Go through the listing and set it down exactly, leaving out its pictures.

Figure data in JSON
#####

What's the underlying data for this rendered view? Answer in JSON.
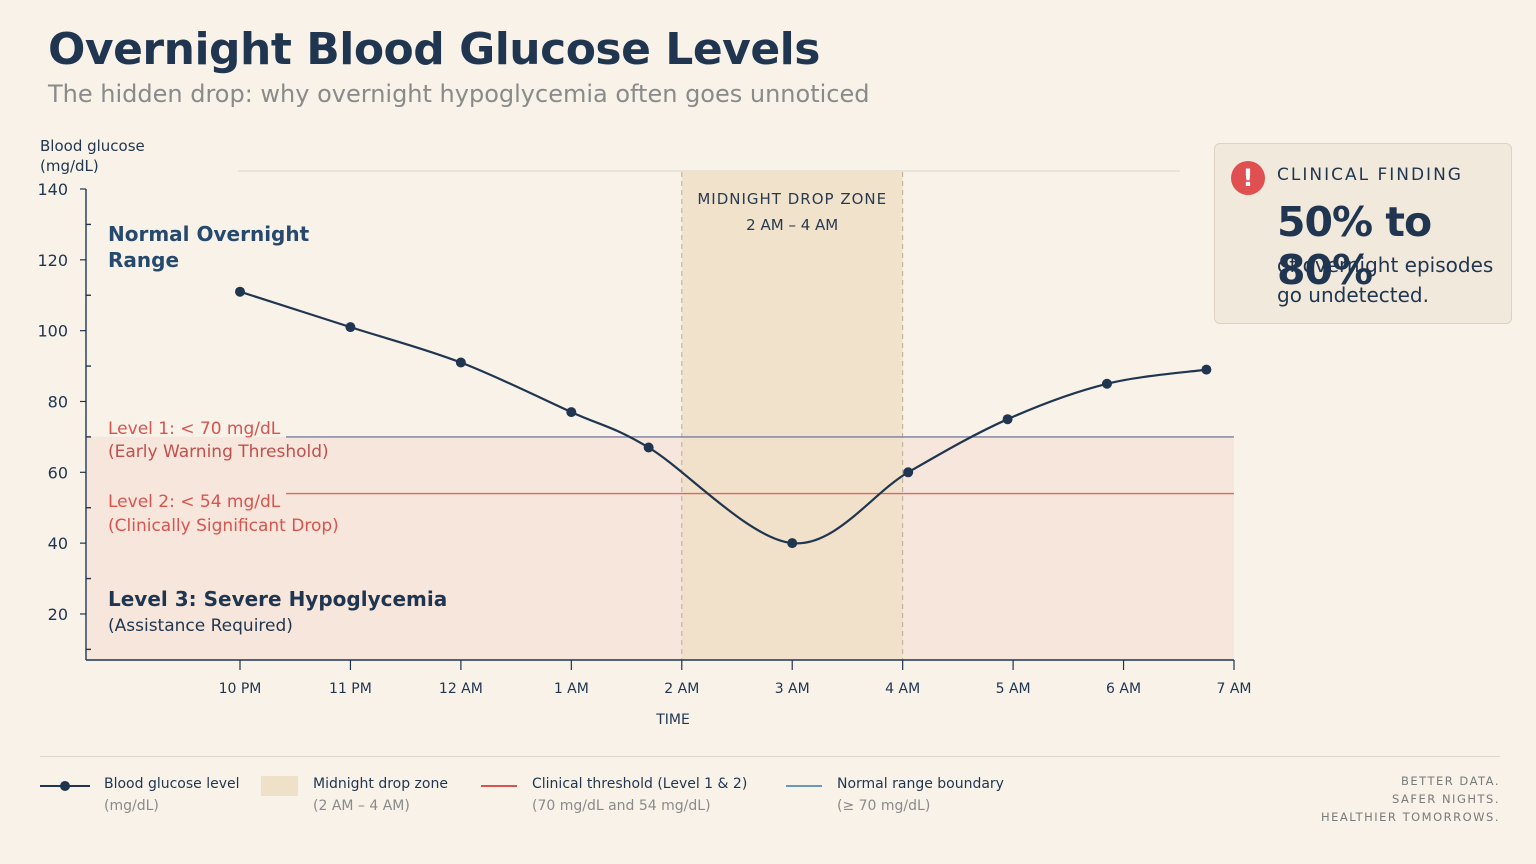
{
  "header": {
    "title": "Overnight Blood Glucose Levels",
    "subtitle": "The hidden drop: why overnight hypoglycemia often goes unnoticed"
  },
  "colors": {
    "line": "#1f3550",
    "threshold": "#d9534f",
    "normal_boundary": "#6a96c0",
    "drop_zone": "#efe0c8",
    "danger_fill": "#f5dccf"
  },
  "chart_data": {
    "type": "line",
    "ylabel_line1": "Blood glucose",
    "ylabel_line2": "(mg/dL)",
    "xlabel": "TIME",
    "ylim": [
      7,
      140
    ],
    "y_ticks": [
      20,
      40,
      60,
      80,
      100,
      120,
      140
    ],
    "x_ticks": [
      "10 PM",
      "11 PM",
      "12 AM",
      "1 AM",
      "2 AM",
      "3 AM",
      "4 AM",
      "5 AM",
      "6 AM",
      "7 AM"
    ],
    "series": [
      {
        "name": "Blood glucose level",
        "x": [
          22.0,
          23.0,
          24.0,
          25.0,
          25.7,
          27.0,
          28.05,
          28.95,
          29.85,
          30.75
        ],
        "y": [
          111,
          101,
          91,
          77,
          67,
          40,
          60,
          75,
          85,
          89
        ]
      }
    ],
    "thresholds": [
      {
        "value": 70,
        "kind": "clinical"
      },
      {
        "value": 54,
        "kind": "clinical"
      },
      {
        "value": 70,
        "kind": "normal"
      }
    ],
    "drop_zone": {
      "from": "2 AM",
      "to": "4 AM",
      "title": "MIDNIGHT DROP ZONE",
      "range": "2 AM – 4 AM"
    },
    "annotations": [
      {
        "text": "Normal Overnight",
        "text2": "Range"
      },
      {
        "text": "Level 1: < 70 mg/dL",
        "text2": "(Early Warning Threshold)"
      },
      {
        "text": "Level 2: < 54 mg/dL",
        "text2": "(Clinically Significant Drop)"
      },
      {
        "text": "Level 3: Severe Hypoglycemia",
        "text2": "(Assistance Required)"
      }
    ]
  },
  "finding": {
    "icon": "alert-icon",
    "heading": "CLINICAL FINDING",
    "stat": "50% to 80%",
    "desc": "of overnight episodes go undetected."
  },
  "legend": [
    {
      "label": "Blood glucose level",
      "sub": "(mg/dL)",
      "swatch": "line-marker"
    },
    {
      "label": "Midnight drop zone",
      "sub": "(2 AM – 4 AM)",
      "swatch": "box"
    },
    {
      "label": "Clinical threshold (Level 1 & 2)",
      "sub": "(70 mg/dL and 54 mg/dL)",
      "swatch": "red-line"
    },
    {
      "label": "Normal range boundary",
      "sub": "(≥ 70 mg/dL)",
      "swatch": "blue-line"
    }
  ],
  "tagline": [
    "BETTER DATA.",
    "SAFER NIGHTS.",
    "HEALTHIER TOMORROWS."
  ]
}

#####

§ WRITTEN ANSWER:
What's the underlying data for this rendered view? Answer in JSON.
{
  "header": {
    "title": "Overnight Blood Glucose Levels",
    "subtitle": "The hidden drop: why overnight hypoglycemia often goes unnoticed"
  },
  "colors": {
    "line": "#1f3550",
    "threshold": "#d9534f",
    "normal_boundary": "#6a96c0",
    "drop_zone": "#efe0c8",
    "danger_fill": "#f5dccf"
  },
  "chart_data": {
    "type": "line",
    "ylabel_line1": "Blood glucose",
    "ylabel_line2": "(mg/dL)",
    "xlabel": "TIME",
    "ylim": [
      7,
      140
    ],
    "y_ticks": [
      20,
      40,
      60,
      80,
      100,
      120,
      140
    ],
    "x_ticks": [
      "10 PM",
      "11 PM",
      "12 AM",
      "1 AM",
      "2 AM",
      "3 AM",
      "4 AM",
      "5 AM",
      "6 AM",
      "7 AM"
    ],
    "series": [
      {
        "name": "Blood glucose level",
        "x": [
          22.0,
          23.0,
          24.0,
          25.0,
          25.7,
          27.0,
          28.05,
          28.95,
          29.85,
          30.75
        ],
        "y": [
          111,
          101,
          91,
          77,
          67,
          40,
          60,
          75,
          85,
          89
        ]
      }
    ],
    "thresholds": [
      {
        "value": 70,
        "kind": "clinical"
      },
      {
        "value": 54,
        "kind": "clinical"
      },
      {
        "value": 70,
        "kind": "normal"
      }
    ],
    "drop_zone": {
      "from": "2 AM",
      "to": "4 AM",
      "title": "MIDNIGHT DROP ZONE",
      "range": "2 AM – 4 AM"
    },
    "annotations": [
      {
        "text": "Normal Overnight",
        "text2": "Range"
      },
      {
        "text": "Level 1: < 70 mg/dL",
        "text2": "(Early Warning Threshold)"
      },
      {
        "text": "Level 2: < 54 mg/dL",
        "text2": "(Clinically Significant Drop)"
      },
      {
        "text": "Level 3: Severe Hypoglycemia",
        "text2": "(Assistance Required)"
      }
    ]
  },
  "finding": {
    "icon": "alert-icon",
    "heading": "CLINICAL FINDING",
    "stat": "50% to 80%",
    "desc": "of overnight episodes go undetected."
  },
  "legend": [
    {
      "label": "Blood glucose level",
      "sub": "(mg/dL)",
      "swatch": "line-marker"
    },
    {
      "label": "Midnight drop zone",
      "sub": "(2 AM – 4 AM)",
      "swatch": "box"
    },
    {
      "label": "Clinical threshold (Level 1 & 2)",
      "sub": "(70 mg/dL and 54 mg/dL)",
      "swatch": "red-line"
    },
    {
      "label": "Normal range boundary",
      "sub": "(≥ 70 mg/dL)",
      "swatch": "blue-line"
    }
  ],
  "tagline": [
    "BETTER DATA.",
    "SAFER NIGHTS.",
    "HEALTHIER TOMORROWS."
  ]
}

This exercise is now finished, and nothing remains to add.